> [SET TASK]:
Print out the entries below with no edits.

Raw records
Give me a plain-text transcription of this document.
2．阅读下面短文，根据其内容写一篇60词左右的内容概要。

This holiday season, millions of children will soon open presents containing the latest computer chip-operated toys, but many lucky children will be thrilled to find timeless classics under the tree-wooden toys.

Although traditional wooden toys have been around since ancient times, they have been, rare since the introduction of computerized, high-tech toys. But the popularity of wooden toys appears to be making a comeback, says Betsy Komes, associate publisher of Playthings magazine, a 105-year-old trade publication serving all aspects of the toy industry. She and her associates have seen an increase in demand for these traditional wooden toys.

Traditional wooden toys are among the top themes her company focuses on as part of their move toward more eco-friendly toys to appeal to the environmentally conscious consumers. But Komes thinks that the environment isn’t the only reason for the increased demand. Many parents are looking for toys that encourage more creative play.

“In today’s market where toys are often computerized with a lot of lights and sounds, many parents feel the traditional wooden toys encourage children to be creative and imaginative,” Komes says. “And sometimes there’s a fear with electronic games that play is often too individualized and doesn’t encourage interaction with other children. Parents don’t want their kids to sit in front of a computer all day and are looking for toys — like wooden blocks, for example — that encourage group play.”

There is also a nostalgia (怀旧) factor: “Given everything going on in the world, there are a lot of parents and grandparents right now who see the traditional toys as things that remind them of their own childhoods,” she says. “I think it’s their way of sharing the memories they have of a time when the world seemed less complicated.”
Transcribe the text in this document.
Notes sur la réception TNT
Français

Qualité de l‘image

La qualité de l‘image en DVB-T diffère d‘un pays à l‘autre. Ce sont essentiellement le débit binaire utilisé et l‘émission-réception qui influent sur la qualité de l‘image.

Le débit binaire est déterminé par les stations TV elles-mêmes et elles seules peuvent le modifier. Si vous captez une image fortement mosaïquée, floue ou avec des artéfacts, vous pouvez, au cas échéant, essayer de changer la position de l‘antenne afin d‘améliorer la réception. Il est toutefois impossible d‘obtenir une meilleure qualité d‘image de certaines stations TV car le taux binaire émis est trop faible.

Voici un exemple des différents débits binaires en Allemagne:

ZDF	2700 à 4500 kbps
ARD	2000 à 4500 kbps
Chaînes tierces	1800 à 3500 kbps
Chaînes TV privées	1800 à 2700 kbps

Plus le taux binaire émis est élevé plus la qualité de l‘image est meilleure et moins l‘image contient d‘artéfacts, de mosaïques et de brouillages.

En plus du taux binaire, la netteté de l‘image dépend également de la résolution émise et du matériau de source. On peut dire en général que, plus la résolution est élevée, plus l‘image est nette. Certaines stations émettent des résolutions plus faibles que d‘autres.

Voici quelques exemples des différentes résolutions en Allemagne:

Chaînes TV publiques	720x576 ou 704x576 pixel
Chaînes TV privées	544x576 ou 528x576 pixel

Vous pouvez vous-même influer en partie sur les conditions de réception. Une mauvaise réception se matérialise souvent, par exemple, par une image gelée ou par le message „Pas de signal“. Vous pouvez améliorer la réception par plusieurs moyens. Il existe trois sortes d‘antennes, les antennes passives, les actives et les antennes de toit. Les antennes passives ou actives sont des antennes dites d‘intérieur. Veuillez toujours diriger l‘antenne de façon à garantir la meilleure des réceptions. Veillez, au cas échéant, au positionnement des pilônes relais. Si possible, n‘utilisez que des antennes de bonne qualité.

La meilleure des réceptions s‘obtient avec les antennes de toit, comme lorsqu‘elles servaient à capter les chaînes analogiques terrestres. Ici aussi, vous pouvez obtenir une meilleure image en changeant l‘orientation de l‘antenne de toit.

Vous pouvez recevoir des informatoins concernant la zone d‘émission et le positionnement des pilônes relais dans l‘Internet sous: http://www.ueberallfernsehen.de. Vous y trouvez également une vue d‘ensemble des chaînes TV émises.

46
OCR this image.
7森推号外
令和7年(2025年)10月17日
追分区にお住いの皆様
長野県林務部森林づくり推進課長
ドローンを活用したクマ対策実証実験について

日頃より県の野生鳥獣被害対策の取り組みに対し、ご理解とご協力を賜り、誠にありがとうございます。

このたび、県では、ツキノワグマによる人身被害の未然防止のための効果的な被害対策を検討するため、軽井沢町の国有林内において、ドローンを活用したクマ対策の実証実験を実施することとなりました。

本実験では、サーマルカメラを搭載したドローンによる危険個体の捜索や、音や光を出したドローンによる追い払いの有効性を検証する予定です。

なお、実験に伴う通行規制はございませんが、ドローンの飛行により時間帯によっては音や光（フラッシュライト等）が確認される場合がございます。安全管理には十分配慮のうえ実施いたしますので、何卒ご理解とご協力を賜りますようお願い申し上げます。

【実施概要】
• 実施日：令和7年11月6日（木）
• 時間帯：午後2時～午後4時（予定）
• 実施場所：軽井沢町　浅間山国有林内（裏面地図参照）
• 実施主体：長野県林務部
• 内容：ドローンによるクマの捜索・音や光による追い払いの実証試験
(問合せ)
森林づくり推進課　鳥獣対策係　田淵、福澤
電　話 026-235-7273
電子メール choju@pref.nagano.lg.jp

> [CORRECT RESULT]:
Give me a plain-text transcription of this document.
2．阅读下面短文，根据其内容写一篇60词左右的内容概要。

This holiday season, millions of children will soon open presents containing the latest computer chip-operated toys, but many lucky children will be thrilled to find timeless classics under the tree-wooden toys.

Although traditional wooden toys have been around since ancient times, they have been, rare since the introduction of computerized, high-tech toys. But the popularity of wooden toys appears to be making a comeback, says Betsy Komes, associate publisher of Playthings magazine, a 105-year-old trade publication serving all aspects of the toy industry. She and her associates have seen an increase in demand for these traditional wooden toys.

Traditional wooden toys are among the top themes her company focuses on as part of their move toward more eco-friendly toys to appeal to the environmentally conscious consumers. But Komes thinks that the environment isn’t the only reason for the increased demand. Many parents are looking for toys that encourage more creative play.

“In today’s market where toys are often computerized with a lot of lights and sounds, many parents feel the traditional wooden toys encourage children to be creative and imaginative,” Komes says. “And sometimes there’s a fear with electronic games that play is often too individualized and doesn’t encourage interaction with other children. Parents don’t want their kids to sit in front of a computer all day and are looking for toys — like wooden blocks, for example — that encourage group play.”

There is also a nostalgia (怀旧) factor: “Given everything going on in the world, there are a lot of parents and grandparents right now who see the traditional toys as things that remind them of their own childhoods,” she says. “I think it’s their way of sharing the memories they have of a time when the world seemed less complicated.”
Transcribe the text in this document.
Notes sur la réception TNT
Français

Qualité de l‘image

La qualité de l‘image en DVB-T diffère d‘un pays à l‘autre. Ce sont essentiellement le débit binaire utilisé et l‘émission-réception qui influent sur la qualité de l‘image.

Le débit binaire est déterminé par les stations TV elles-mêmes et elles seules peuvent le modifier. Si vous captez une image fortement mosaïquée, floue ou avec des artéfacts, vous pouvez, au cas échéant, essayer de changer la position de l‘antenne afin d‘améliorer la réception. Il est toutefois impossible d‘obtenir une meilleure qualité d‘image de certaines stations TV car le taux binaire émis est trop faible.

Voici un exemple des différents débits binaires en Allemagne:

ZDF	2700 à 4500 kbps
ARD	2000 à 4500 kbps
Chaînes tierces	1800 à 3500 kbps
Chaînes TV privées	1800 à 2700 kbps

Plus le taux binaire émis est élevé plus la qualité de l‘image est meilleure et moins l‘image contient d‘artéfacts, de mosaïques et de brouillages.

En plus du taux binaire, la netteté de l‘image dépend également de la résolution émise et du matériau de source. On peut dire en général que, plus la résolution est élevée, plus l‘image est nette. Certaines stations émettent des résolutions plus faibles que d‘autres.

Voici quelques exemples des différentes résolutions en Allemagne:

Chaînes TV publiques	720x576 ou 704x576 pixel
Chaînes TV privées	544x576 ou 528x576 pixel

Vous pouvez vous-même influer en partie sur les conditions de réception. Une mauvaise réception se matérialise souvent, par exemple, par une image gelée ou par le message „Pas de signal“. Vous pouvez améliorer la réception par plusieurs moyens. Il existe trois sortes d‘antennes, les antennes passives, les actives et les antennes de toit. Les antennes passives ou actives sont des antennes dites d‘intérieur. Veuillez toujours diriger l‘antenne de façon à garantir la meilleure des réceptions. Veillez, au cas échéant, au positionnement des pilônes relais. Si possible, n‘utilisez que des antennes de bonne qualité.

La meilleure des réceptions s‘obtient avec les antennes de toit, comme lorsqu‘elles servaient à capter les chaînes analogiques terrestres. Ici aussi, vous pouvez obtenir une meilleure image en changeant l‘orientation de l‘antenne de toit.

Vous pouvez recevoir des informatoins concernant la zone d‘émission et le positionnement des pilônes relais dans l‘Internet sous: http://www.ueberallfernsehen.de. Vous y trouvez également une vue d‘ensemble des chaînes TV émises.

46
OCR this image.
7森推号外
令和7年(2025年)10月17日
追分区にお住いの皆様
長野県林務部森林づくり推進課長
ドローンを活用したクマ対策実証実験について

日頃より県の野生鳥獣被害対策の取り組みに対し、ご理解とご協力を賜り、誠にありがとうございます。

このたび、県では、ツキノワグマによる人身被害の未然防止のための効果的な被害対策を検討するため、軽井沢町の国有林内において、ドローンを活用したクマ対策の実証実験を実施することとなりました。

本実験では、サーマルカメラを搭載したドローンによる危険個体の捜索や、音や光を出したドローンによる追い払いの有効性を検証する予定です。

なお、実験に伴う通行規制はございませんが、ドローンの飛行により時間帯によっては音や光（フラッシュライト等）が確認される場合がございます。安全管理には十分配慮のうえ実施いたしますので、何卒ご理解とご協力を賜りますようお願い申し上げます。

【実施概要】
• 実施日：令和7年11月6日（木）
• 時間帯：午後2時～午後4時（予定）
• 実施場所：軽井沢町　浅間山国有林内（裏面地図参照）
• 実施主体：長野県林務部
• 内容：ドローンによるクマの捜索・音や光による追い払いの実証試験
(問合せ)
森林づくり推進課　鳥獣対策係　田淵、福澤
電　話 026-235-7273
電子メール choju@pref.nagano.lg.jp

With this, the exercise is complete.